PROBLEM REQUIREMENTS ▸
Where a line below carries the word "ruler", include it in the count, then give the count alone.
*** Begin section ***
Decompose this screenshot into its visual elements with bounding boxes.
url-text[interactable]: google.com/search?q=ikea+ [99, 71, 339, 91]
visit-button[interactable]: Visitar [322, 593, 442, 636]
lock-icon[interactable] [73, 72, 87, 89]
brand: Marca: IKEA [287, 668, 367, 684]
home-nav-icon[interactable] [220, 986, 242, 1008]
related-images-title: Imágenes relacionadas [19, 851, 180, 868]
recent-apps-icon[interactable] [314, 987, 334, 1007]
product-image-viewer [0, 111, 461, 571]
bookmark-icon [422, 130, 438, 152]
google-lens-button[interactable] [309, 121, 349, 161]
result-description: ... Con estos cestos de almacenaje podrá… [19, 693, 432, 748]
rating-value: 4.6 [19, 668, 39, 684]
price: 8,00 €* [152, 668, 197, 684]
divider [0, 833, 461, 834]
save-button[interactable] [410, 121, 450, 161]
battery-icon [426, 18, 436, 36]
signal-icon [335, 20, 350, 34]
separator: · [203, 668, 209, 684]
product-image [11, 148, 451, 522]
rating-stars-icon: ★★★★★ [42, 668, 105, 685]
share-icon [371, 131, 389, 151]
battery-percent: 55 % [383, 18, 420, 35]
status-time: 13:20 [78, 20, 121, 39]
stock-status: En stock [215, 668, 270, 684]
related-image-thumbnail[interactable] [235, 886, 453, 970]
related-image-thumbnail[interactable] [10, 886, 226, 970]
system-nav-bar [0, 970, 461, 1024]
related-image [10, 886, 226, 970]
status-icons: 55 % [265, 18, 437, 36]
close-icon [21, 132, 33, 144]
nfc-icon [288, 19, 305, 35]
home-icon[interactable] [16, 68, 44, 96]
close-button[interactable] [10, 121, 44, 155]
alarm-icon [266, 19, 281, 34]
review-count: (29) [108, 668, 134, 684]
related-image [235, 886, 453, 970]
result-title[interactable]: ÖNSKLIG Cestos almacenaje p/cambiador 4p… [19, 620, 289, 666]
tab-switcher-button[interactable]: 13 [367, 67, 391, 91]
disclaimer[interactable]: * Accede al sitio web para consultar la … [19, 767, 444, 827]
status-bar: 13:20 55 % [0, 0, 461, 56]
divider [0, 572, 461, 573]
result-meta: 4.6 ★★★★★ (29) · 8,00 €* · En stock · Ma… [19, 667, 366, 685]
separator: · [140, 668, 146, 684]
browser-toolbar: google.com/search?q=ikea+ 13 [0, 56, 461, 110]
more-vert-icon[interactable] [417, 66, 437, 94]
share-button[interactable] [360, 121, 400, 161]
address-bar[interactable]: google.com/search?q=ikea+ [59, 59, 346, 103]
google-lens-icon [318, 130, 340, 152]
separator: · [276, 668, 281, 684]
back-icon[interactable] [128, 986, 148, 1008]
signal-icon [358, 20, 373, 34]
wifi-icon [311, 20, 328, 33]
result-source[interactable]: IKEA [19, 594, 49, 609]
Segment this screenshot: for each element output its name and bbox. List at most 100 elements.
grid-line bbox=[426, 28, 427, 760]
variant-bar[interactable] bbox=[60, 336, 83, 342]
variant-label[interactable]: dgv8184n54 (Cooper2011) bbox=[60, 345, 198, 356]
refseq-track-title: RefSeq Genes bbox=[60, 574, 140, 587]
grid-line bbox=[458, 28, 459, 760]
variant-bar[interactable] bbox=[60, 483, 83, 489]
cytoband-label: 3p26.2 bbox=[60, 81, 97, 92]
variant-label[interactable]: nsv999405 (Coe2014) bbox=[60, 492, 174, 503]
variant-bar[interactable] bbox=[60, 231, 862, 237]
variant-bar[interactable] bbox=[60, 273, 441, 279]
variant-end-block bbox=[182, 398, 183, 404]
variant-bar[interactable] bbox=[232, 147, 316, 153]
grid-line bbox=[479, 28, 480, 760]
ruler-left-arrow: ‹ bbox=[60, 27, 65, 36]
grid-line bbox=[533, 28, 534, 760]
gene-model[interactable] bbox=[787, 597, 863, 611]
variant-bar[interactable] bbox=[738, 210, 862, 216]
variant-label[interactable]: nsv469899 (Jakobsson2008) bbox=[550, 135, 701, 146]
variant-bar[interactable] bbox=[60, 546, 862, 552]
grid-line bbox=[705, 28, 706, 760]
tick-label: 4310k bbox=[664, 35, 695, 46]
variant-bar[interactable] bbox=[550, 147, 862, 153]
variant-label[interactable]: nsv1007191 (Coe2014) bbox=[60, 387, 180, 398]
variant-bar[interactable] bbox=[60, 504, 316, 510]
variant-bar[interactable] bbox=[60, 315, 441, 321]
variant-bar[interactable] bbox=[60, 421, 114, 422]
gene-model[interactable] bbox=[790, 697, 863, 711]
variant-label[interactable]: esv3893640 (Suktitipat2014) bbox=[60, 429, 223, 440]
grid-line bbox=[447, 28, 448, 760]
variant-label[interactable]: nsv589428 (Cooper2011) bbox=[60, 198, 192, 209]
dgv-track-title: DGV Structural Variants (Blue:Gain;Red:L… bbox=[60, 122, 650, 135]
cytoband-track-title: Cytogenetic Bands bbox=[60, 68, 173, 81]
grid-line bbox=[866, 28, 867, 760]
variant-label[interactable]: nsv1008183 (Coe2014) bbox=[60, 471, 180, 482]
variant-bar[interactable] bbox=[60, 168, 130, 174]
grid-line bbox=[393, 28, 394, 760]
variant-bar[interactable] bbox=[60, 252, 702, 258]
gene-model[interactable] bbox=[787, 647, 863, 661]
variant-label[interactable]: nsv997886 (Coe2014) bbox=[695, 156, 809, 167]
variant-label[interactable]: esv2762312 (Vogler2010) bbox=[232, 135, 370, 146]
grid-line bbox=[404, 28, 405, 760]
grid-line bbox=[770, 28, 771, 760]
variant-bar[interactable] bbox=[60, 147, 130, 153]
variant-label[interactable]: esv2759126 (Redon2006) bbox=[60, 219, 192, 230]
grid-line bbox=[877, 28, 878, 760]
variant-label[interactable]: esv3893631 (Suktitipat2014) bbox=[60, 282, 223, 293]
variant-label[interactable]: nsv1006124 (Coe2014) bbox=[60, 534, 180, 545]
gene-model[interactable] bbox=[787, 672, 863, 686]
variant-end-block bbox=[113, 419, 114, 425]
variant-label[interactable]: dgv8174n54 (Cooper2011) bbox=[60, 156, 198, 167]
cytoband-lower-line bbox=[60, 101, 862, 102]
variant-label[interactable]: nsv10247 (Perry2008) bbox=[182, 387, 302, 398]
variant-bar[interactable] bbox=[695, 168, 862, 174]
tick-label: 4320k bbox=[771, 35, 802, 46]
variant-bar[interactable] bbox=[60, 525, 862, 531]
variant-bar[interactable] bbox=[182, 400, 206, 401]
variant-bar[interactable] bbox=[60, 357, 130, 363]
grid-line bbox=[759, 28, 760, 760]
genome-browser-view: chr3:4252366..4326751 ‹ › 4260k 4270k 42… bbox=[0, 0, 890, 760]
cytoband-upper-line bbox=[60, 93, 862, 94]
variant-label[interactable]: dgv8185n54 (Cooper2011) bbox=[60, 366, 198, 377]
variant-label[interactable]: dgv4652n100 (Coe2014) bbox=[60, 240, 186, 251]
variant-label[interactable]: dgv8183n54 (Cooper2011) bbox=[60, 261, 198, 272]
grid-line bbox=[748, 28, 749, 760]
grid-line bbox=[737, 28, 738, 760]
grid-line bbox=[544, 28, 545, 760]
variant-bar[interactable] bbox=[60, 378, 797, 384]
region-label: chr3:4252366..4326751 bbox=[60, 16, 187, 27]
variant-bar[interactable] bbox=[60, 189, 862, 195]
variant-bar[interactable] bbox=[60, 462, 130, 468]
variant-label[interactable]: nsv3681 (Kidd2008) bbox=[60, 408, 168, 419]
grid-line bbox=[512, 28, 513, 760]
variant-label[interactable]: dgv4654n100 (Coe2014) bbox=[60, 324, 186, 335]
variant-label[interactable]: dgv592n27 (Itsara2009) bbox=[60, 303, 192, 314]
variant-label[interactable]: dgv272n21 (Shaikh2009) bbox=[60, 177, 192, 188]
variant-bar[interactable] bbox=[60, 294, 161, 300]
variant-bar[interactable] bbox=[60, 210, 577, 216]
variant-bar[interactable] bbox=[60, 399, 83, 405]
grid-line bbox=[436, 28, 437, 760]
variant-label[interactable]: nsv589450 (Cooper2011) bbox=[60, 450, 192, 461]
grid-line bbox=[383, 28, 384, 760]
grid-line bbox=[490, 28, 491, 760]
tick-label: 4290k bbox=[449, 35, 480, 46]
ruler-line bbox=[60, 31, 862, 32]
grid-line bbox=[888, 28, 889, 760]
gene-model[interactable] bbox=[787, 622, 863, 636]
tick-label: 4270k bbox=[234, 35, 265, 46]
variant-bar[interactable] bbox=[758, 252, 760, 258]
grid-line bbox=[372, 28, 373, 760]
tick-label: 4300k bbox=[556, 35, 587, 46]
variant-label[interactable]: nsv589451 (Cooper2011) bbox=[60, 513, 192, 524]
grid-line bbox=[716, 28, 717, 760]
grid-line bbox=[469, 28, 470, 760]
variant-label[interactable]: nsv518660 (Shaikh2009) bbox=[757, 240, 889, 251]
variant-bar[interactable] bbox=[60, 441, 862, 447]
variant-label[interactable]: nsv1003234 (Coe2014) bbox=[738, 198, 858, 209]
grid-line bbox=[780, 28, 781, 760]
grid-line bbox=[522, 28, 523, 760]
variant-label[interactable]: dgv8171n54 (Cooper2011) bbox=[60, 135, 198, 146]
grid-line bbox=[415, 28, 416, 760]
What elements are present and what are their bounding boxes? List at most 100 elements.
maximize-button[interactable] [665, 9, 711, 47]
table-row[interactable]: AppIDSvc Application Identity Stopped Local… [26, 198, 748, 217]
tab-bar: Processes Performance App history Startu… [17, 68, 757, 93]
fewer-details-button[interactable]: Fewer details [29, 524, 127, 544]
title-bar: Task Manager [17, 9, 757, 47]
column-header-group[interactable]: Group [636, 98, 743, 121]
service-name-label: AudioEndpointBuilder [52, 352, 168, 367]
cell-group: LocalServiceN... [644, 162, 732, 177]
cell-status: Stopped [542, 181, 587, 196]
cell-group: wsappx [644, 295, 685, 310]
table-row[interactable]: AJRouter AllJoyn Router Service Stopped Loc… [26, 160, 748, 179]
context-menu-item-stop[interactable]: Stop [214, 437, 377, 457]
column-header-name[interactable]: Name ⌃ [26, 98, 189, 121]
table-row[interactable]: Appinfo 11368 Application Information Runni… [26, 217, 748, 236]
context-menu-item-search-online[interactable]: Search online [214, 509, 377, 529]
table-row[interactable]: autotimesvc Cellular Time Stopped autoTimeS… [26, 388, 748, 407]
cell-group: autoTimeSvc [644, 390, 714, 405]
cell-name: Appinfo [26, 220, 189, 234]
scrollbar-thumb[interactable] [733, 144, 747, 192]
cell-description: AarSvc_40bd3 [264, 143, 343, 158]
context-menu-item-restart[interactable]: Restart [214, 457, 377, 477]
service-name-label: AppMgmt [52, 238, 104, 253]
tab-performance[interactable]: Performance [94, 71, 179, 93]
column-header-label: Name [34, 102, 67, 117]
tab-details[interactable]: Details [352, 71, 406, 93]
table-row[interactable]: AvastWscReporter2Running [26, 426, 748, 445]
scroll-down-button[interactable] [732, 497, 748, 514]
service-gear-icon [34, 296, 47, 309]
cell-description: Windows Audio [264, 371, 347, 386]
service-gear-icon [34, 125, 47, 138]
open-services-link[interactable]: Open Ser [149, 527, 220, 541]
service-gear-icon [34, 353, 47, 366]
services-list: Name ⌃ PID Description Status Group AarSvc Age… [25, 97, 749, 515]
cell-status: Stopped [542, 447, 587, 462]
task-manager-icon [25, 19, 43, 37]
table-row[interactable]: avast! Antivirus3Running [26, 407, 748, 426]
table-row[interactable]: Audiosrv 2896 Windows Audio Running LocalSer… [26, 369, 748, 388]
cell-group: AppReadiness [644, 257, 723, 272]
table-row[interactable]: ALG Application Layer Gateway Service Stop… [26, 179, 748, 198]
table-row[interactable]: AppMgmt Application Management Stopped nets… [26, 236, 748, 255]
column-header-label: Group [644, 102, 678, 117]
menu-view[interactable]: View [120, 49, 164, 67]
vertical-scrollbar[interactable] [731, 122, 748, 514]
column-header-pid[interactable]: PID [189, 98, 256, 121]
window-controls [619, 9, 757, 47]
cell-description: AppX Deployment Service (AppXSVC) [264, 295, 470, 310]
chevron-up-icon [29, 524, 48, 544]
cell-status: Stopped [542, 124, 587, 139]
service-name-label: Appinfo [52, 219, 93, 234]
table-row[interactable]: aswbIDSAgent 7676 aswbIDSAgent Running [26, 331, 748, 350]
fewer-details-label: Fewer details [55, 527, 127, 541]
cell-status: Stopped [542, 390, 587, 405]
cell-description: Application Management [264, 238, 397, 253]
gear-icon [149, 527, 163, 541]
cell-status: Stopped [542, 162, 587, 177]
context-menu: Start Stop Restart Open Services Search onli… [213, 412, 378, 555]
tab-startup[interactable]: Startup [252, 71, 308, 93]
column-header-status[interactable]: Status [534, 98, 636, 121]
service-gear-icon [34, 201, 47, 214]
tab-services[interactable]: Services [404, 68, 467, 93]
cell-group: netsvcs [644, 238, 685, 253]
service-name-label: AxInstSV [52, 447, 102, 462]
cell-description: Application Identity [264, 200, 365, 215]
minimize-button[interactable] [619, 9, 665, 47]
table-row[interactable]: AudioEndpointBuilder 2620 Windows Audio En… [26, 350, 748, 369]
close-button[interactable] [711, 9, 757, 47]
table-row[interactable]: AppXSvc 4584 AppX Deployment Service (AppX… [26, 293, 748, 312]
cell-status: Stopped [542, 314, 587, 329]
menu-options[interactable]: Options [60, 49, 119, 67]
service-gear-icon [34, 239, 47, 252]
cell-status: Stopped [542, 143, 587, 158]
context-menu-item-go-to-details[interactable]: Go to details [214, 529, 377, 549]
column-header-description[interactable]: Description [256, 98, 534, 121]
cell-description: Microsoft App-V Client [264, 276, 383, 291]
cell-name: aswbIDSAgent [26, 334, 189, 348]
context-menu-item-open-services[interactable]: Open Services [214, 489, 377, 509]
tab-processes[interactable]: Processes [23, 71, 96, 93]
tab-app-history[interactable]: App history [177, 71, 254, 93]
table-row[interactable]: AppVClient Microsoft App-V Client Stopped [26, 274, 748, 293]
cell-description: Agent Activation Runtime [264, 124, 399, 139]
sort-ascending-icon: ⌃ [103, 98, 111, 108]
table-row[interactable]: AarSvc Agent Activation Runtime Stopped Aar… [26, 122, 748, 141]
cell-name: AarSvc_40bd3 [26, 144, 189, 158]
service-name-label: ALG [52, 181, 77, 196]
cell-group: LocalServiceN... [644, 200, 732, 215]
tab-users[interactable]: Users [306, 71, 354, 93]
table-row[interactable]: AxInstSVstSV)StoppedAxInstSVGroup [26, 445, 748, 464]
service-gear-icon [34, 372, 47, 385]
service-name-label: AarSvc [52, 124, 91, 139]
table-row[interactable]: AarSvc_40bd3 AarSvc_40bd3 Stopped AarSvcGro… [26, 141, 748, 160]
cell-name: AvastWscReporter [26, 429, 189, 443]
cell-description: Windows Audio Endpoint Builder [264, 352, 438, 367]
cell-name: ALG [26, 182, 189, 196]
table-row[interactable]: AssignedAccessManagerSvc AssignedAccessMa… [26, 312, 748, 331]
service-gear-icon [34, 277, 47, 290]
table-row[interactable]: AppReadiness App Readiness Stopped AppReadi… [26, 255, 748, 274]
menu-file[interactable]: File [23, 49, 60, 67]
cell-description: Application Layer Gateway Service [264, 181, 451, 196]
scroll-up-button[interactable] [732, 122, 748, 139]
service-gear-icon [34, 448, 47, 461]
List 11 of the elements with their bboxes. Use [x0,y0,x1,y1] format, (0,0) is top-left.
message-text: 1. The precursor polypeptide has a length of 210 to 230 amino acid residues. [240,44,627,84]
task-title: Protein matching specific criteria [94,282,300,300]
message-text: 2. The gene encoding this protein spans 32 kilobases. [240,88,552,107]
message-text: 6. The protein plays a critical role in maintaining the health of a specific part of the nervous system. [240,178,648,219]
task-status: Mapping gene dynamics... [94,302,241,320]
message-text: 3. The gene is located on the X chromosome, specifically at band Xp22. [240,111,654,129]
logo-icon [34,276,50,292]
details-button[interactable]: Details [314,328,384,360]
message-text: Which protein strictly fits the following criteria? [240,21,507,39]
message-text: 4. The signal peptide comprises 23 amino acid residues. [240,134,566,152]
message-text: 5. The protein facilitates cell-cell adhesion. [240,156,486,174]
*** End section ***
ANSWER BOX ▸
2